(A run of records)

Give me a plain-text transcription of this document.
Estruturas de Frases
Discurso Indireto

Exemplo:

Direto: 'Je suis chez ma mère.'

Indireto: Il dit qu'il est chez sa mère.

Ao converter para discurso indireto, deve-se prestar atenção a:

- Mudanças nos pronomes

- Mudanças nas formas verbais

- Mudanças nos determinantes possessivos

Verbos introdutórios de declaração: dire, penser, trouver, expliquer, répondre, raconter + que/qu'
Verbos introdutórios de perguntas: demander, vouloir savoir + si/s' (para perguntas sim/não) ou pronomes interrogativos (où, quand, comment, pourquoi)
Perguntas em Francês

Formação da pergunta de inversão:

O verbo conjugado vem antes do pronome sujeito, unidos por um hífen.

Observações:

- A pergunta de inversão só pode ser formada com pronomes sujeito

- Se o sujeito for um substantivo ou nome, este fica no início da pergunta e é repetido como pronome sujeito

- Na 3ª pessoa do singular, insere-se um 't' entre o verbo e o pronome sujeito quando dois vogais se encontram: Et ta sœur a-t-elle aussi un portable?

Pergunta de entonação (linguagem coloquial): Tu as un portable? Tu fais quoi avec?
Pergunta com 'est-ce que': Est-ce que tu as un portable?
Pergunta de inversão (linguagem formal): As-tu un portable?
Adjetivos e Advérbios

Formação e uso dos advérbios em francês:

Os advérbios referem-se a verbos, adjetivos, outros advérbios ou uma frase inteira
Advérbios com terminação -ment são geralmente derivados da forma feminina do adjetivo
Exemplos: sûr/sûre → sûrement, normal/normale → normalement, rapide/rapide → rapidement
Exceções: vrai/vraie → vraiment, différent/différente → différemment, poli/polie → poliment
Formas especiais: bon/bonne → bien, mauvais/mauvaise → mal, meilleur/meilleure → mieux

» TASK DESCRIPTION: Transcribe the entire listing above precisely.

» WRITTEN ANSWER:
Give me a plain-text transcription of this document.
Estruturas de Frases
Discurso Indireto

Exemplo:

Direto: 'Je suis chez ma mère.'

Indireto: Il dit qu'il est chez sa mère.

Ao converter para discurso indireto, deve-se prestar atenção a:

- Mudanças nos pronomes

- Mudanças nas formas verbais

- Mudanças nos determinantes possessivos

Verbos introdutórios de declaração: dire, penser, trouver, expliquer, répondre, raconter + que/qu'
Verbos introdutórios de perguntas: demander, vouloir savoir + si/s' (para perguntas sim/não) ou pronomes interrogativos (où, quand, comment, pourquoi)
Perguntas em Francês

Formação da pergunta de inversão:

O verbo conjugado vem antes do pronome sujeito, unidos por um hífen.

Observações:

- A pergunta de inversão só pode ser formada com pronomes sujeito

- Se o sujeito for um substantivo ou nome, este fica no início da pergunta e é repetido como pronome sujeito

- Na 3ª pessoa do singular, insere-se um 't' entre o verbo e o pronome sujeito quando dois vogais se encontram: Et ta sœur a-t-elle aussi un portable?

Pergunta de entonação (linguagem coloquial): Tu as un portable? Tu fais quoi avec?
Pergunta com 'est-ce que': Est-ce que tu as un portable?
Pergunta de inversão (linguagem formal): As-tu un portable?
Adjetivos e Advérbios

Formação e uso dos advérbios em francês:

Os advérbios referem-se a verbos, adjetivos, outros advérbios ou uma frase inteira
Advérbios com terminação -ment são geralmente derivados da forma feminina do adjetivo
Exemplos: sûr/sûre → sûrement, normal/normale → normalement, rapide/rapide → rapidement
Exceções: vrai/vraie → vraiment, différent/différente → différemment, poli/polie → poliment
Formas especiais: bon/bonne → bien, mauvais/mauvaise → mal, meilleur/meilleure → mieux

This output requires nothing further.